---------- SOURCE RECORDS ----------

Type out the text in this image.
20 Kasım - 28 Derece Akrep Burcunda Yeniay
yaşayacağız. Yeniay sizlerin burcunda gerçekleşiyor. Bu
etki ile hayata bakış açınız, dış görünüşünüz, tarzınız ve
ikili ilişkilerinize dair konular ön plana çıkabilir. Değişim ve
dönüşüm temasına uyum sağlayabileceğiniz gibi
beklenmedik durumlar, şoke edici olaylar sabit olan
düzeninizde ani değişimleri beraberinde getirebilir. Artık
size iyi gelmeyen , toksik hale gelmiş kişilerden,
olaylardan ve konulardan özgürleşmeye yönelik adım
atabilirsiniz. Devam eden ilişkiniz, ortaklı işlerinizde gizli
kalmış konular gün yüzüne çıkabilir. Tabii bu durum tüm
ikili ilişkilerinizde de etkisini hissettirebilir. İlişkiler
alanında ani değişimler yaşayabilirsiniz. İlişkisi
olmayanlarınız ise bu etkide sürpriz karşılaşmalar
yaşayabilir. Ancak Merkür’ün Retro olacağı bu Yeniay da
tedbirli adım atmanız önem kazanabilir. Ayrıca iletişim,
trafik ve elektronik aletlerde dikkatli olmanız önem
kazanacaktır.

----------

**WHAT TO WORK ON**
Set down the listing above in full, please, exactly as it appears.

**COMPLETED EXERCISE**
Type out the text in this image.
20 Kasım - 28 Derece Akrep Burcunda Yeniay
yaşayacağız. Yeniay sizlerin burcunda gerçekleşiyor. Bu
etki ile hayata bakış açınız, dış görünüşünüz, tarzınız ve
ikili ilişkilerinize dair konular ön plana çıkabilir. Değişim ve
dönüşüm temasına uyum sağlayabileceğiniz gibi
beklenmedik durumlar, şoke edici olaylar sabit olan
düzeninizde ani değişimleri beraberinde getirebilir. Artık
size iyi gelmeyen , toksik hale gelmiş kişilerden,
olaylardan ve konulardan özgürleşmeye yönelik adım
atabilirsiniz. Devam eden ilişkiniz, ortaklı işlerinizde gizli
kalmış konular gün yüzüne çıkabilir. Tabii bu durum tüm
ikili ilişkilerinizde de etkisini hissettirebilir. İlişkiler
alanında ani değişimler yaşayabilirsiniz. İlişkisi
olmayanlarınız ise bu etkide sürpriz karşılaşmalar
yaşayabilir. Ancak Merkür’ün Retro olacağı bu Yeniay da
tedbirli adım atmanız önem kazanabilir. Ayrıca iletişim,
trafik ve elektronik aletlerde dikkatli olmanız önem
kazanacaktır.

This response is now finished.